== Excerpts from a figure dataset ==
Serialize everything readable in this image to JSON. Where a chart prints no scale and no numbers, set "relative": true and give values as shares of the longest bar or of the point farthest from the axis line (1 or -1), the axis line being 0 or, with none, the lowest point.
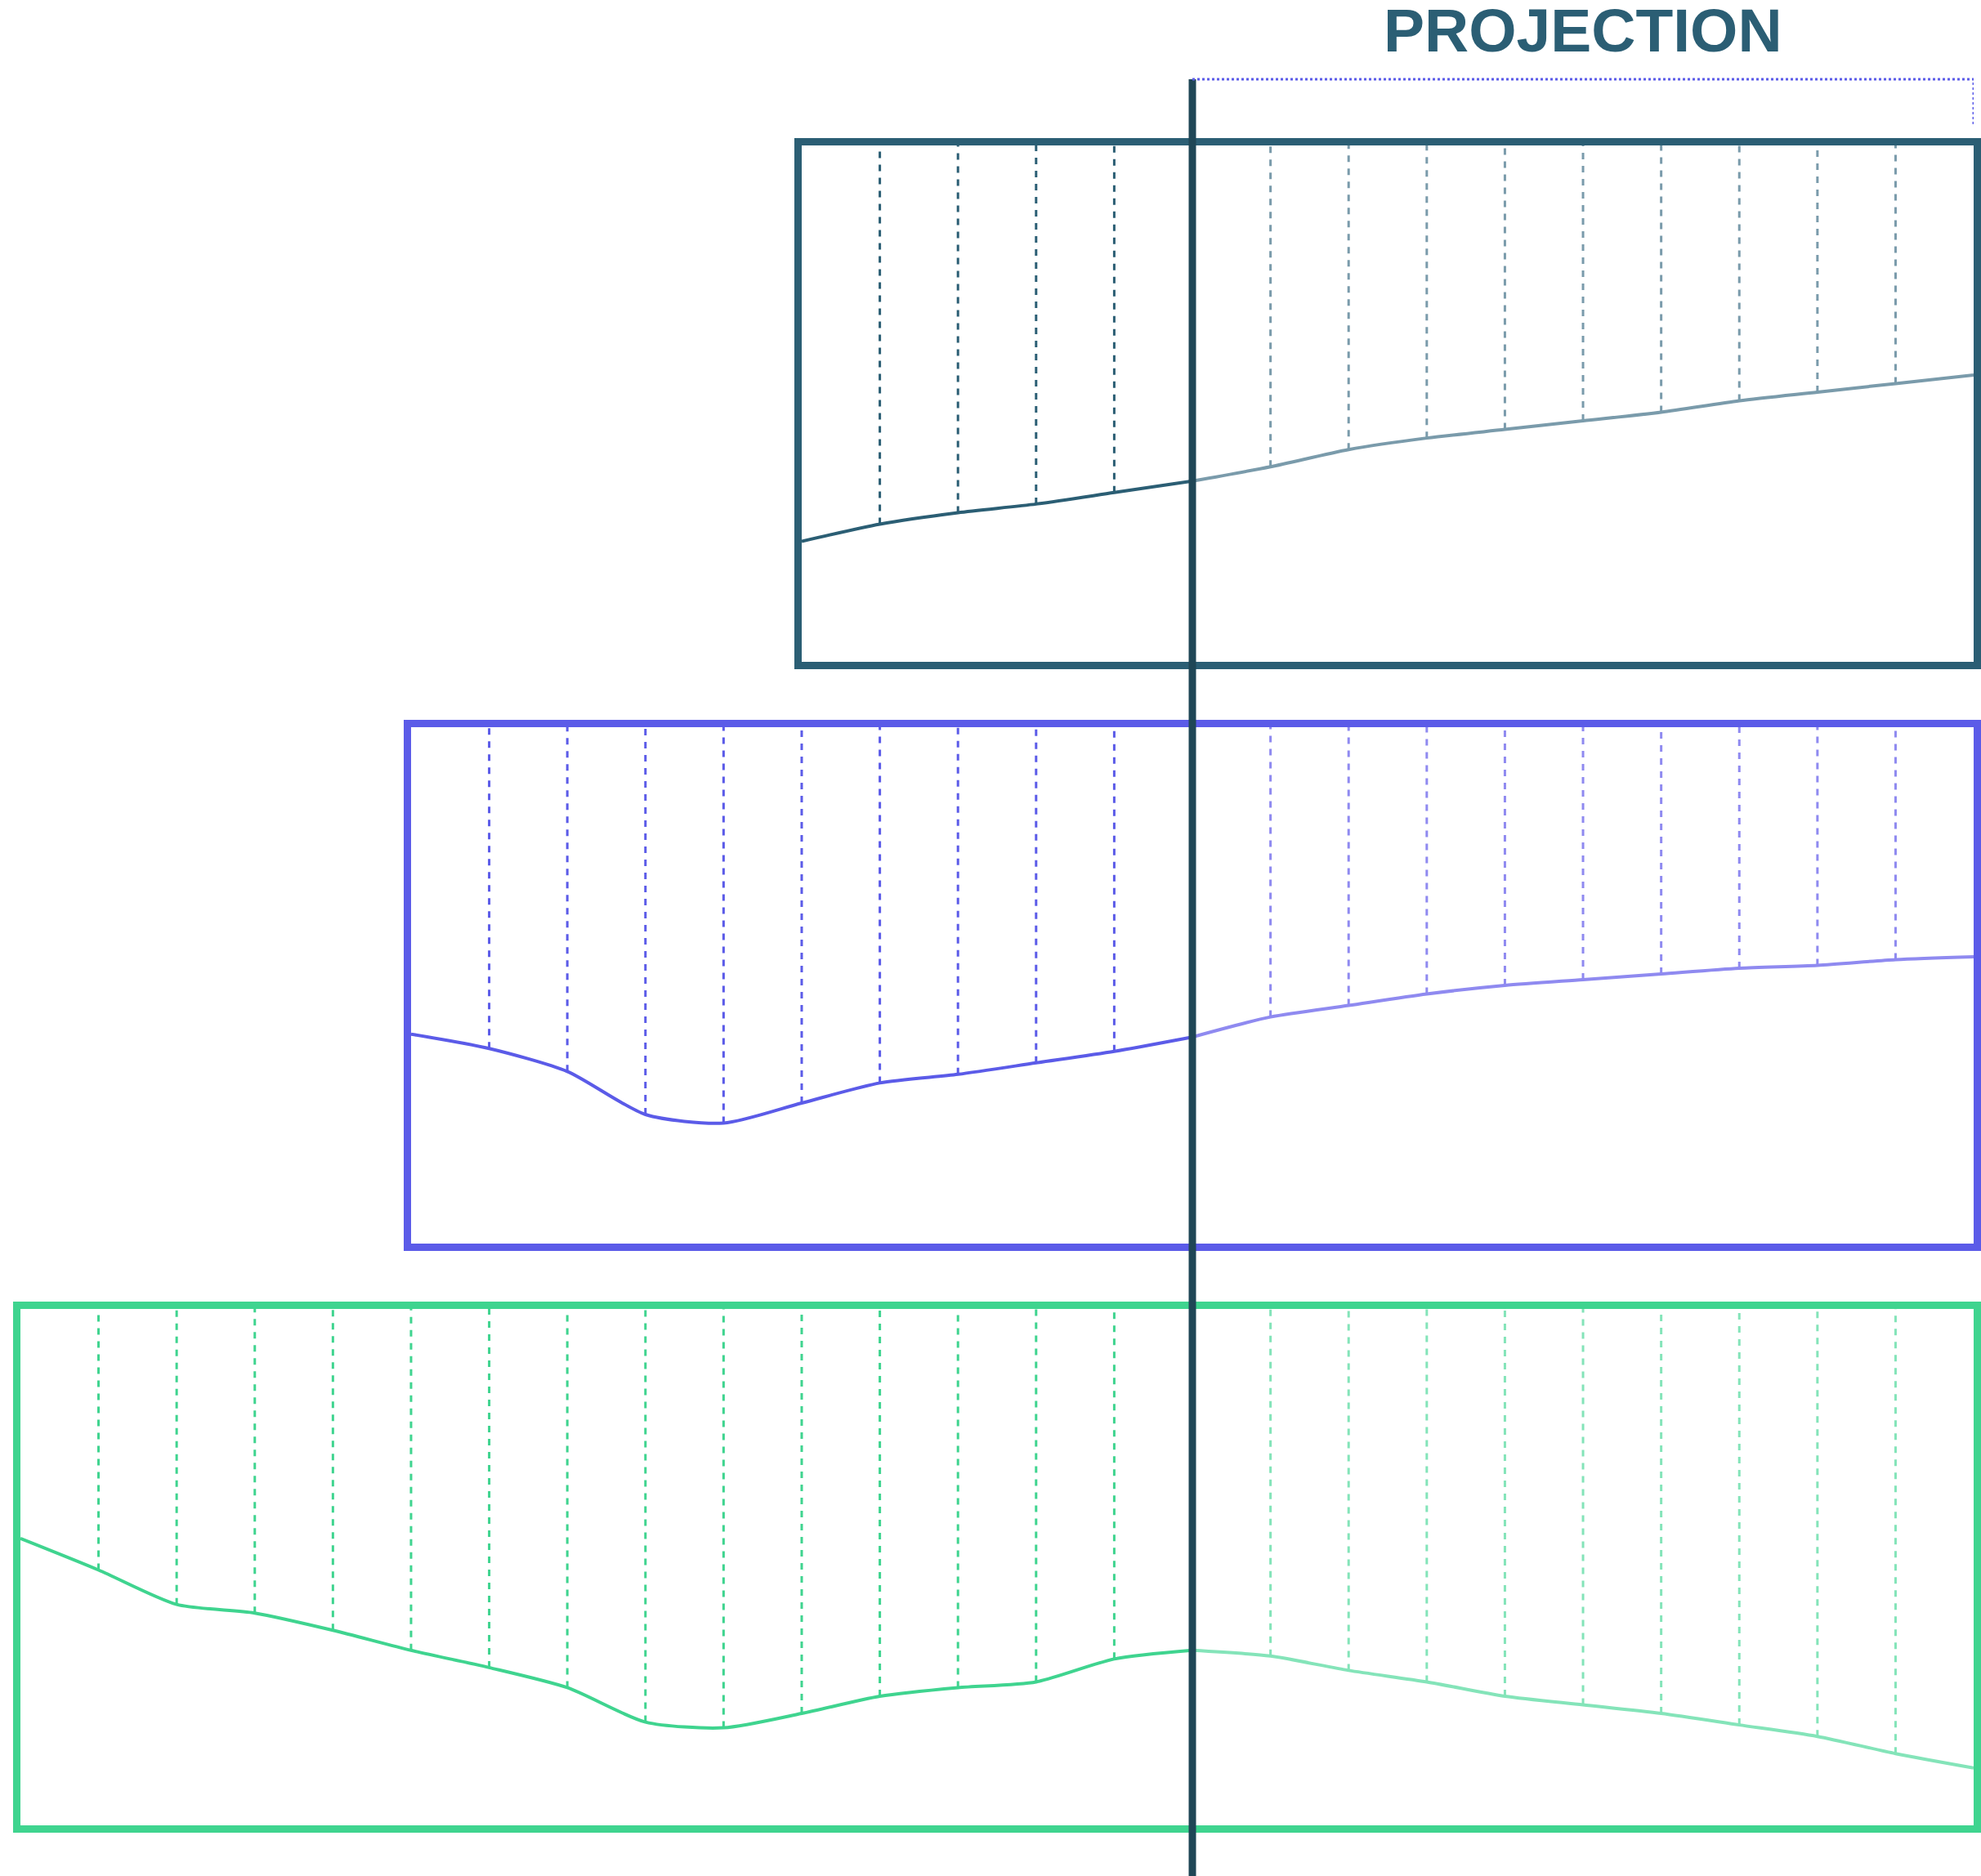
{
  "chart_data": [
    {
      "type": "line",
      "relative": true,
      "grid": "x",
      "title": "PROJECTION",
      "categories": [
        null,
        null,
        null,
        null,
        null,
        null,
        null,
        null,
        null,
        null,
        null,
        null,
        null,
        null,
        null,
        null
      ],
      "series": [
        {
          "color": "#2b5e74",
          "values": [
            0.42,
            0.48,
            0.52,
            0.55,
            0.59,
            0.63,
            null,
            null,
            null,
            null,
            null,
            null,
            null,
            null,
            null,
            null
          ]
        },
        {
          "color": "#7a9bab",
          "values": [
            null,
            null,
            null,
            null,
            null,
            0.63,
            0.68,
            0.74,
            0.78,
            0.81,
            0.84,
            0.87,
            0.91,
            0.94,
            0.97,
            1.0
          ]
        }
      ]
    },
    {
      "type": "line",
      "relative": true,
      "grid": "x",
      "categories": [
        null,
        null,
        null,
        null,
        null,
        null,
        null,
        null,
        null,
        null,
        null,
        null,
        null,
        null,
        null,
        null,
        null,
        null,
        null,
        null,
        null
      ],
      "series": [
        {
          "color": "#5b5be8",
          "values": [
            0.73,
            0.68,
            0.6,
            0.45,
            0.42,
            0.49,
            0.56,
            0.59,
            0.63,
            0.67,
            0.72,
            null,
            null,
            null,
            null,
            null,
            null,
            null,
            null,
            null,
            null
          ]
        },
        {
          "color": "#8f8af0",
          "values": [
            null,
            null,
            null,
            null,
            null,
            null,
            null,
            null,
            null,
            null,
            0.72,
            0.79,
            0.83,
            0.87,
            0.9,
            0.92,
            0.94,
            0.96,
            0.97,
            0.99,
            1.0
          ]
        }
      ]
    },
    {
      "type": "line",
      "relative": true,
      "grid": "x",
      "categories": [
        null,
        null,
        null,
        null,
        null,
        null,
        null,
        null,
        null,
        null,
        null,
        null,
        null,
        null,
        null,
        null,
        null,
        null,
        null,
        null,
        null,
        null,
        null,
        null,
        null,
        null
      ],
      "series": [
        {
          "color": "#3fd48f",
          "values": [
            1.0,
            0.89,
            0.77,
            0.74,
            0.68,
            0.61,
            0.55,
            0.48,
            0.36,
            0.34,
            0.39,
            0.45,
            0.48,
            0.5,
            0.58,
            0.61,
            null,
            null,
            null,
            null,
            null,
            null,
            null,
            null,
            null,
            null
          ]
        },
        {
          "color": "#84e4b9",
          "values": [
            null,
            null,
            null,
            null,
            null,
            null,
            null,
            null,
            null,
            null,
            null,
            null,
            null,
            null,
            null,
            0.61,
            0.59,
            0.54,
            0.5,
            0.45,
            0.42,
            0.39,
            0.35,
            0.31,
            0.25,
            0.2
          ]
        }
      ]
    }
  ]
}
==
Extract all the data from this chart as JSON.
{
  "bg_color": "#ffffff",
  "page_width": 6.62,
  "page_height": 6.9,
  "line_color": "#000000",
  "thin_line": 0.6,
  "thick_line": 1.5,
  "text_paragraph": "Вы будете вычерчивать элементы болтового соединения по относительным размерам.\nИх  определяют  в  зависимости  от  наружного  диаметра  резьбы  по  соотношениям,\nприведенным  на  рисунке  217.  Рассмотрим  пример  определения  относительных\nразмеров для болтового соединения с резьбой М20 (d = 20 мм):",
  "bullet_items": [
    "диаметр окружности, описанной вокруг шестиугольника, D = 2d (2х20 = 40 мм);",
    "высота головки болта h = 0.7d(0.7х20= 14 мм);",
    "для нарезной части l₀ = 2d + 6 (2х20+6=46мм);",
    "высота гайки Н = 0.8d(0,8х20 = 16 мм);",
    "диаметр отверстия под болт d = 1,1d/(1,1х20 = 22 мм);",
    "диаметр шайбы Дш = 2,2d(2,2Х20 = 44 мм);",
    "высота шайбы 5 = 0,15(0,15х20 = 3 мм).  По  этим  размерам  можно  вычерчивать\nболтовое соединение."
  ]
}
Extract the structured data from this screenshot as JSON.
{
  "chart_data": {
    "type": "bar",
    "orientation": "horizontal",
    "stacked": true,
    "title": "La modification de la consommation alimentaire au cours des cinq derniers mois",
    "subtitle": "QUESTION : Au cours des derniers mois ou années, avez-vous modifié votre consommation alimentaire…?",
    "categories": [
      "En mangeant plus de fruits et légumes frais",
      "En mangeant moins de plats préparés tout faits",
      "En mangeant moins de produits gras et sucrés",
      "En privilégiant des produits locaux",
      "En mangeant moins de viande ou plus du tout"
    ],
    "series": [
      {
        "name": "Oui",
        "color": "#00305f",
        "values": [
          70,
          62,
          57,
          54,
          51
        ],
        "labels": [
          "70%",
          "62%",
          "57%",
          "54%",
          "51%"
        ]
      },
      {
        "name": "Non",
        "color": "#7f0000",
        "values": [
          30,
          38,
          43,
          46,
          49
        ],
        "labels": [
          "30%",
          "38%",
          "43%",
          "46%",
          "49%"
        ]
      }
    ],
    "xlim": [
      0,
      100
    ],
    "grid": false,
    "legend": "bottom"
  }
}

== Set problem ==
Search the entries for the word "Extract" and pick out every line that holds it.

== Exercise solution ==
Extract all the data from this chart as JSON.
Extract the structured data from this screenshot as JSON.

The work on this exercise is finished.